GIVEN EXERCISE
Examine the entries below, count the lines holding the string "JSON", and respond with the number only.

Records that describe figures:
begin
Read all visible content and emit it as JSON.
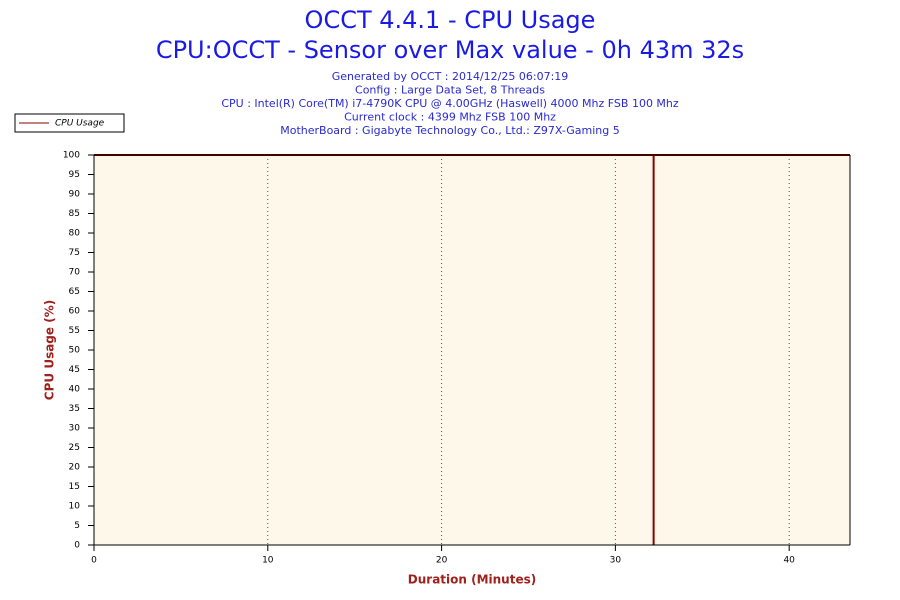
{
  "chart_data": {
    "type": "line",
    "title": "OCCT 4.4.1 - CPU Usage",
    "subtitle": "CPU:OCCT - Sensor over Max value - 0h 43m 32s",
    "info": [
      "Generated by OCCT : 2014/12/25 06:07:19",
      "Config : Large Data Set, 8 Threads",
      "CPU : Intel(R) Core(TM) i7-4790K CPU @ 4.00GHz (Haswell) 4000 Mhz FSB 100 Mhz",
      "Current clock : 4399 Mhz FSB 100 Mhz",
      "MotherBoard : Gigabyte Technology Co., Ltd.: Z97X-Gaming 5"
    ],
    "x_label": "Duration (Minutes)",
    "y_label": "CPU Usage (%)",
    "x": [
      0,
      32.2,
      32.2,
      32.2,
      43.5
    ],
    "series": [
      {
        "name": "CPU Usage",
        "color": "#8b0000",
        "values": [
          100,
          100,
          0,
          100,
          100
        ]
      }
    ],
    "xlim": [
      0,
      43.5
    ],
    "ylim": [
      0,
      100
    ],
    "xticks": [
      0,
      10,
      20,
      30,
      40
    ],
    "yticks": [
      0,
      5,
      10,
      15,
      20,
      25,
      30,
      35,
      40,
      45,
      50,
      55,
      60,
      65,
      70,
      75,
      80,
      85,
      90,
      95,
      100
    ],
    "grid": true,
    "legend": "upper left"
  }
}
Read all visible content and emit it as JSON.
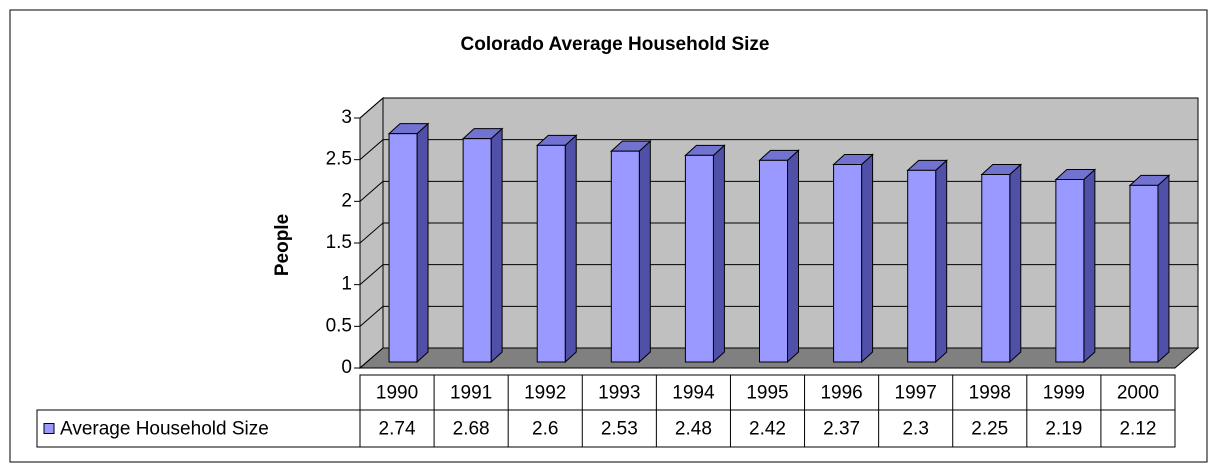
{
  "chart_data": {
    "type": "bar3d",
    "title": "Colorado Average Household Size",
    "y_label": "People",
    "categories": [
      "1990",
      "1991",
      "1992",
      "1993",
      "1994",
      "1995",
      "1996",
      "1997",
      "1998",
      "1999",
      "2000"
    ],
    "series": [
      {
        "name": "Average Household Size",
        "color": "#9999ff",
        "values": [
          2.74,
          2.68,
          2.6,
          2.53,
          2.48,
          2.42,
          2.37,
          2.3,
          2.25,
          2.19,
          2.12
        ]
      }
    ],
    "ylim": [
      0,
      3
    ],
    "yticks": [
      0,
      0.5,
      1,
      1.5,
      2,
      2.5,
      3
    ],
    "grid": true,
    "data_table": true
  }
}
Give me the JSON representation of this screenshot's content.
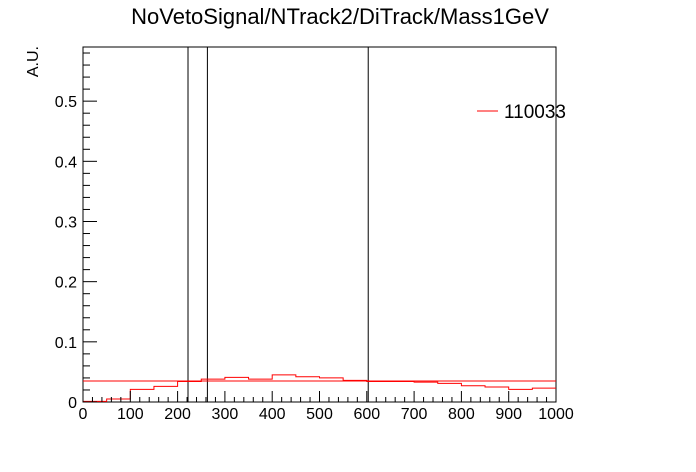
{
  "chart_data": {
    "type": "line",
    "title": "NoVetoSignal/NTrack2/DiTrack/Mass1GeV",
    "xlabel": "",
    "ylabel": "A.U.",
    "xlim": [
      0,
      1000
    ],
    "ylim": [
      0,
      0.59
    ],
    "x_ticks": [
      0,
      100,
      200,
      300,
      400,
      500,
      600,
      700,
      800,
      900,
      1000
    ],
    "y_ticks": [
      0,
      0.1,
      0.2,
      0.3,
      0.4,
      0.5
    ],
    "y_tick_labels": [
      "0",
      "0.1",
      "0.2",
      "0.3",
      "0.4",
      "0.5"
    ],
    "grid": false,
    "legend_position": "top-right",
    "series": [
      {
        "name": "110033",
        "color": "#ff0000",
        "style": "step-histogram",
        "bin_edges": [
          0,
          50,
          100,
          150,
          200,
          250,
          300,
          350,
          400,
          450,
          500,
          550,
          600,
          650,
          700,
          750,
          800,
          850,
          900,
          950,
          1000
        ],
        "values": [
          0.001,
          0.005,
          0.021,
          0.026,
          0.034,
          0.038,
          0.041,
          0.038,
          0.045,
          0.042,
          0.04,
          0.036,
          0.034,
          0.034,
          0.033,
          0.031,
          0.027,
          0.025,
          0.021,
          0.023
        ]
      }
    ],
    "reference_lines": {
      "horizontal_y": 0.035,
      "horizontal_color": "#ff0000",
      "vertical_x": [
        222,
        263,
        603
      ],
      "vertical_color": "#000000"
    }
  }
}
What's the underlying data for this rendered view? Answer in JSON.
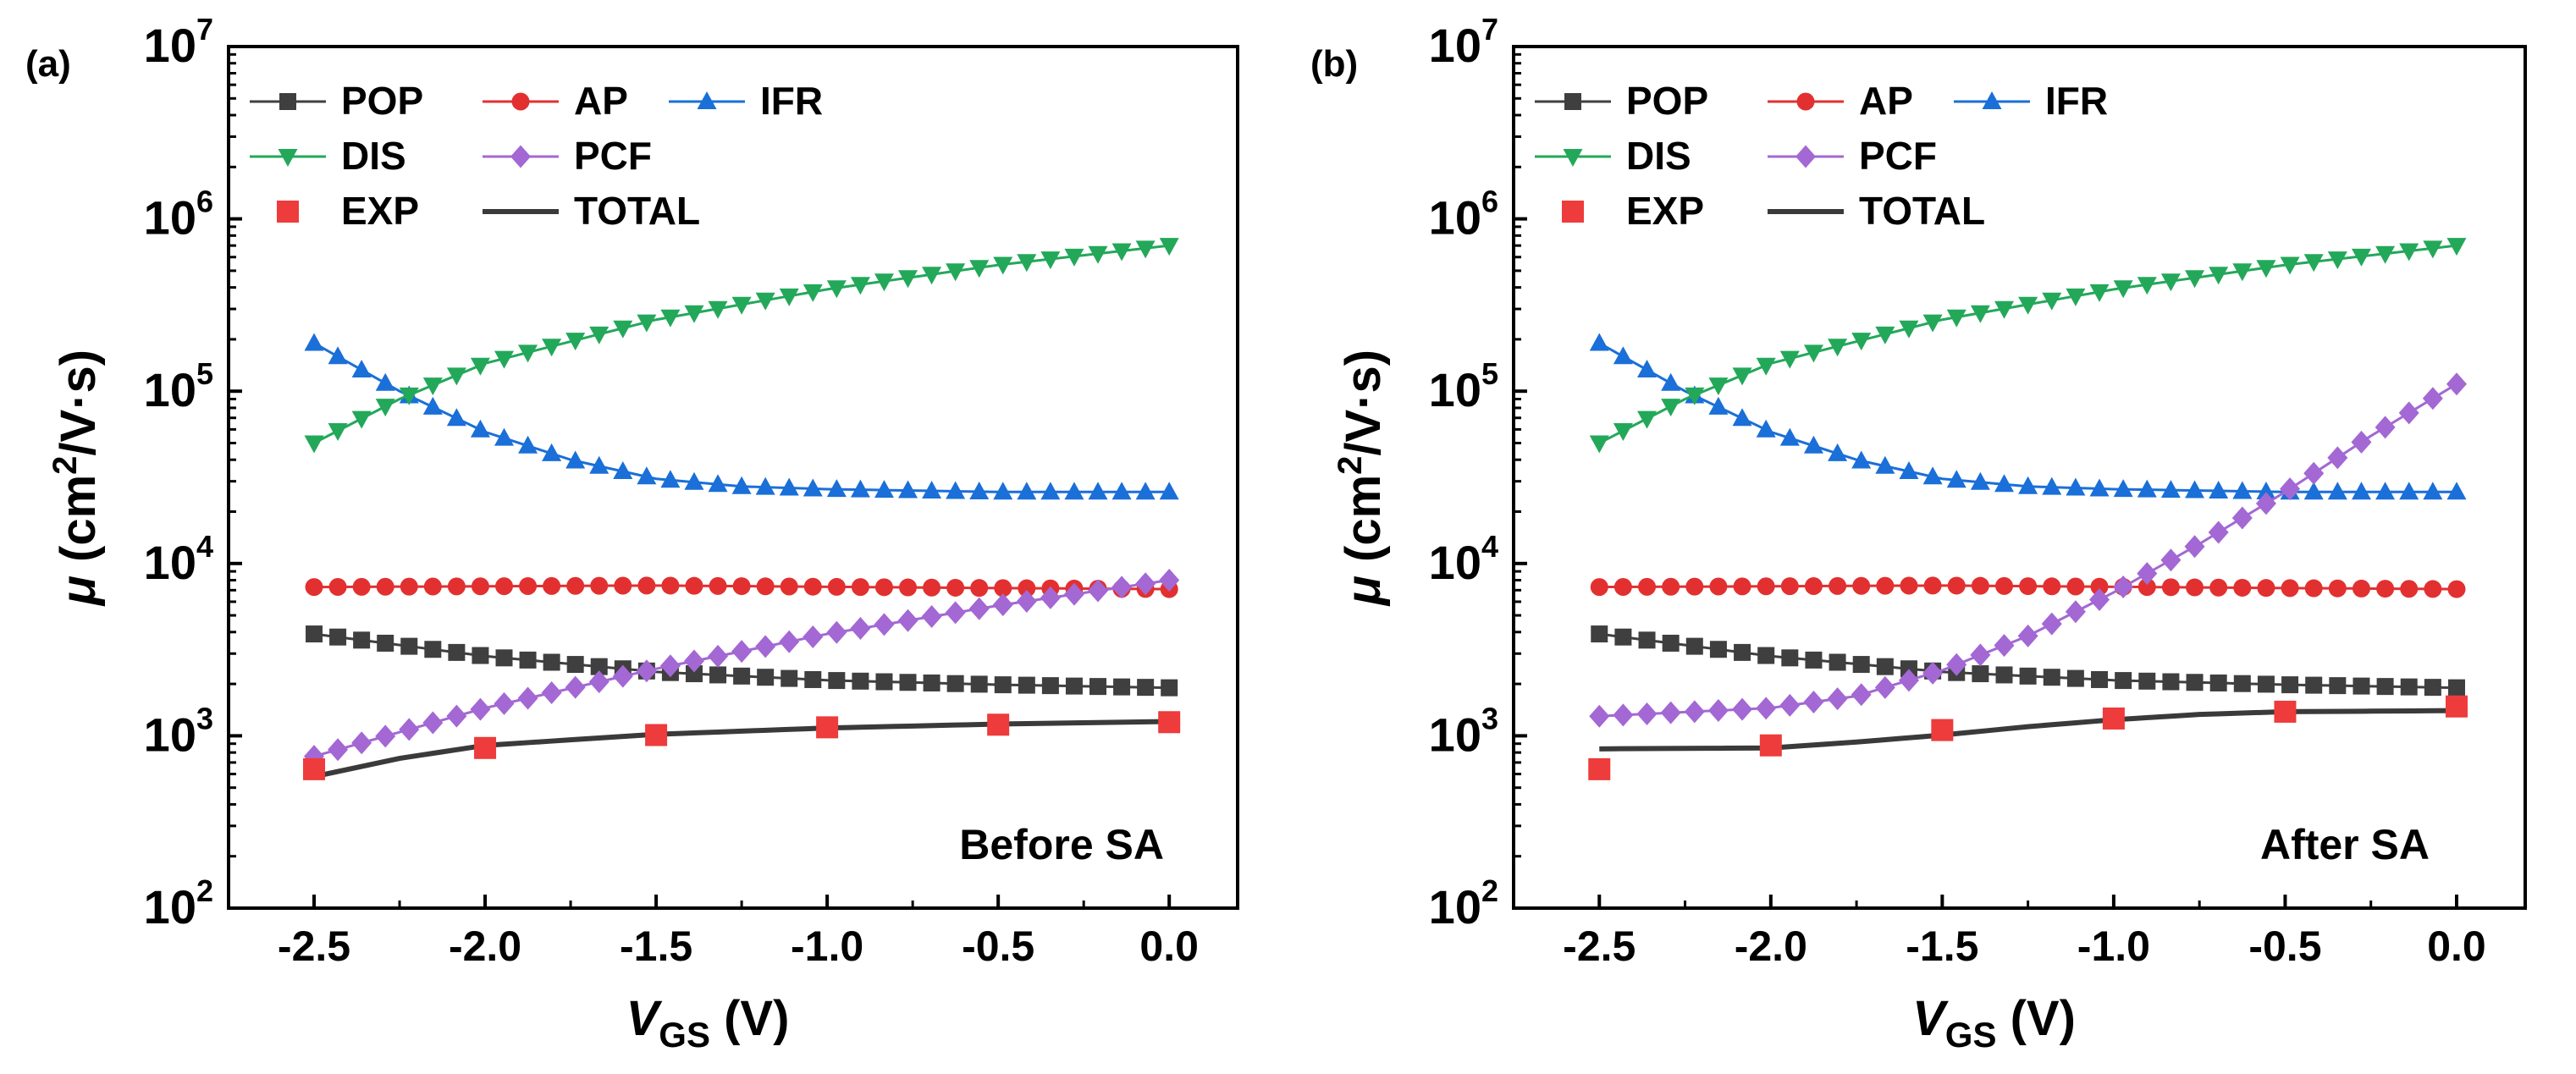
{
  "chart_data": [
    {
      "type": "line",
      "panel_label": "(a)",
      "annotation": "Before SA",
      "xlabel": {
        "main": "V",
        "sub": "GS",
        "rest": " (V)"
      },
      "ylabel": {
        "sym": "μ",
        "pre": " (cm",
        "sup": "2",
        "post": "/V·s)"
      },
      "xlim": [
        -2.75,
        0.2
      ],
      "ylim": [
        100,
        10000000
      ],
      "yscale": "log",
      "xticks": [
        "-2.5",
        "-2.0",
        "-1.5",
        "-1.0",
        "-0.5",
        "0.0"
      ],
      "xtick_values": [
        -2.5,
        -2.0,
        -1.5,
        -1.0,
        -0.5,
        0.0
      ],
      "yticks": [
        {
          "base": "10",
          "exp": "2"
        },
        {
          "base": "10",
          "exp": "3"
        },
        {
          "base": "10",
          "exp": "4"
        },
        {
          "base": "10",
          "exp": "5"
        },
        {
          "base": "10",
          "exp": "6"
        },
        {
          "base": "10",
          "exp": "7"
        }
      ],
      "ytick_values": [
        100,
        1000,
        10000,
        100000,
        1000000,
        10000000
      ],
      "legend": {
        "position": "top-left",
        "entries": [
          "POP",
          "AP",
          "IFR",
          "DIS",
          "PCF",
          "EXP",
          "TOTAL"
        ]
      },
      "series": [
        {
          "name": "POP",
          "color": "#3f3f3f",
          "marker": "square",
          "x_range": [
            -2.5,
            0.0
          ],
          "knots_x": [
            -2.5,
            -2.0,
            -1.5,
            -1.0,
            -0.5,
            0.0
          ],
          "knots_y": [
            3900,
            2900,
            2350,
            2100,
            1980,
            1900
          ]
        },
        {
          "name": "AP",
          "color": "#e23030",
          "marker": "circle",
          "x_range": [
            -2.5,
            0.0
          ],
          "knots_x": [
            -2.5,
            -1.5,
            -0.5,
            0.0
          ],
          "knots_y": [
            7300,
            7450,
            7200,
            7100
          ]
        },
        {
          "name": "IFR",
          "color": "#1a6fd8",
          "marker": "triangle-up",
          "x_range": [
            -2.5,
            0.0
          ],
          "knots_x": [
            -2.5,
            -2.25,
            -2.0,
            -1.75,
            -1.5,
            -1.25,
            -1.0,
            -0.5,
            0.0
          ],
          "knots_y": [
            190000,
            100000,
            58000,
            40000,
            31000,
            28000,
            27000,
            26000,
            26000
          ]
        },
        {
          "name": "DIS",
          "color": "#23a85a",
          "marker": "triangle-down",
          "x_range": [
            -2.5,
            0.0
          ],
          "knots_x": [
            -2.5,
            -2.25,
            -2.0,
            -1.5,
            -1.0,
            -0.5,
            0.0
          ],
          "knots_y": [
            50000,
            90000,
            145000,
            260000,
            390000,
            540000,
            700000
          ]
        },
        {
          "name": "PCF",
          "color": "#a368d4",
          "marker": "diamond",
          "x_range": [
            -2.5,
            0.0
          ],
          "knots_x": [
            -2.5,
            -2.0,
            -1.5,
            -1.0,
            -0.5,
            0.0
          ],
          "knots_y": [
            760,
            1450,
            2450,
            3900,
            5700,
            8000
          ]
        },
        {
          "name": "TOTAL",
          "color": "#3a3a3a",
          "marker": "none",
          "x_range": [
            -2.5,
            0.0
          ],
          "knots_x": [
            -2.5,
            -2.25,
            -2.0,
            -1.5,
            -1.0,
            -0.5,
            0.0
          ],
          "knots_y": [
            580,
            740,
            880,
            1020,
            1110,
            1170,
            1210
          ]
        },
        {
          "name": "EXP",
          "color": "#ee3b3b",
          "marker": "square",
          "points": [
            [
              -2.5,
              640
            ],
            [
              -2.0,
              850
            ],
            [
              -1.5,
              1010
            ],
            [
              -1.0,
              1120
            ],
            [
              -0.5,
              1160
            ],
            [
              0.0,
              1200
            ]
          ]
        }
      ]
    },
    {
      "type": "line",
      "panel_label": "(b)",
      "annotation": "After SA",
      "xlabel": {
        "main": "V",
        "sub": "GS",
        "rest": " (V)"
      },
      "ylabel": {
        "sym": "μ",
        "pre": " (cm",
        "sup": "2",
        "post": "/V·s)"
      },
      "xlim": [
        -2.75,
        0.2
      ],
      "ylim": [
        100,
        10000000
      ],
      "yscale": "log",
      "xticks": [
        "-2.5",
        "-2.0",
        "-1.5",
        "-1.0",
        "-0.5",
        "0.0"
      ],
      "xtick_values": [
        -2.5,
        -2.0,
        -1.5,
        -1.0,
        -0.5,
        0.0
      ],
      "yticks": [
        {
          "base": "10",
          "exp": "2"
        },
        {
          "base": "10",
          "exp": "3"
        },
        {
          "base": "10",
          "exp": "4"
        },
        {
          "base": "10",
          "exp": "5"
        },
        {
          "base": "10",
          "exp": "6"
        },
        {
          "base": "10",
          "exp": "7"
        }
      ],
      "ytick_values": [
        100,
        1000,
        10000,
        100000,
        1000000,
        10000000
      ],
      "legend": {
        "position": "top-left",
        "entries": [
          "POP",
          "AP",
          "IFR",
          "DIS",
          "PCF",
          "EXP",
          "TOTAL"
        ]
      },
      "series": [
        {
          "name": "POP",
          "color": "#3f3f3f",
          "marker": "square",
          "x_range": [
            -2.5,
            0.0
          ],
          "knots_x": [
            -2.5,
            -2.0,
            -1.5,
            -1.0,
            -0.5,
            0.0
          ],
          "knots_y": [
            3900,
            2900,
            2350,
            2100,
            1980,
            1900
          ]
        },
        {
          "name": "AP",
          "color": "#e23030",
          "marker": "circle",
          "x_range": [
            -2.5,
            0.0
          ],
          "knots_x": [
            -2.5,
            -1.5,
            -0.5,
            0.0
          ],
          "knots_y": [
            7300,
            7450,
            7200,
            7100
          ]
        },
        {
          "name": "IFR",
          "color": "#1a6fd8",
          "marker": "triangle-up",
          "x_range": [
            -2.5,
            0.0
          ],
          "knots_x": [
            -2.5,
            -2.25,
            -2.0,
            -1.75,
            -1.5,
            -1.25,
            -1.0,
            -0.5,
            0.0
          ],
          "knots_y": [
            190000,
            100000,
            58000,
            40000,
            31000,
            28000,
            27000,
            26000,
            26000
          ]
        },
        {
          "name": "DIS",
          "color": "#23a85a",
          "marker": "triangle-down",
          "x_range": [
            -2.5,
            0.0
          ],
          "knots_x": [
            -2.5,
            -2.25,
            -2.0,
            -1.5,
            -1.0,
            -0.5,
            0.0
          ],
          "knots_y": [
            50000,
            90000,
            145000,
            260000,
            390000,
            540000,
            700000
          ]
        },
        {
          "name": "PCF",
          "color": "#a368d4",
          "marker": "diamond",
          "x_range": [
            -2.5,
            0.0
          ],
          "knots_x": [
            -2.5,
            -2.0,
            -1.75,
            -1.5,
            -1.25,
            -1.0,
            -0.75,
            -0.5,
            -0.25,
            0.0
          ],
          "knots_y": [
            1300,
            1450,
            1700,
            2400,
            3800,
            6800,
            13000,
            26000,
            55000,
            110000
          ]
        },
        {
          "name": "TOTAL",
          "color": "#3a3a3a",
          "marker": "none",
          "x_range": [
            -2.5,
            0.0
          ],
          "knots_x": [
            -2.5,
            -2.0,
            -1.75,
            -1.5,
            -1.25,
            -1.0,
            -0.75,
            -0.5,
            0.0
          ],
          "knots_y": [
            840,
            850,
            920,
            1010,
            1130,
            1240,
            1330,
            1380,
            1400
          ]
        },
        {
          "name": "EXP",
          "color": "#ee3b3b",
          "marker": "square",
          "points": [
            [
              -2.5,
              640
            ],
            [
              -2.0,
              880
            ],
            [
              -1.5,
              1080
            ],
            [
              -1.0,
              1260
            ],
            [
              -0.5,
              1380
            ],
            [
              0.0,
              1480
            ]
          ]
        }
      ]
    }
  ]
}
end
FINAL ANSWER
4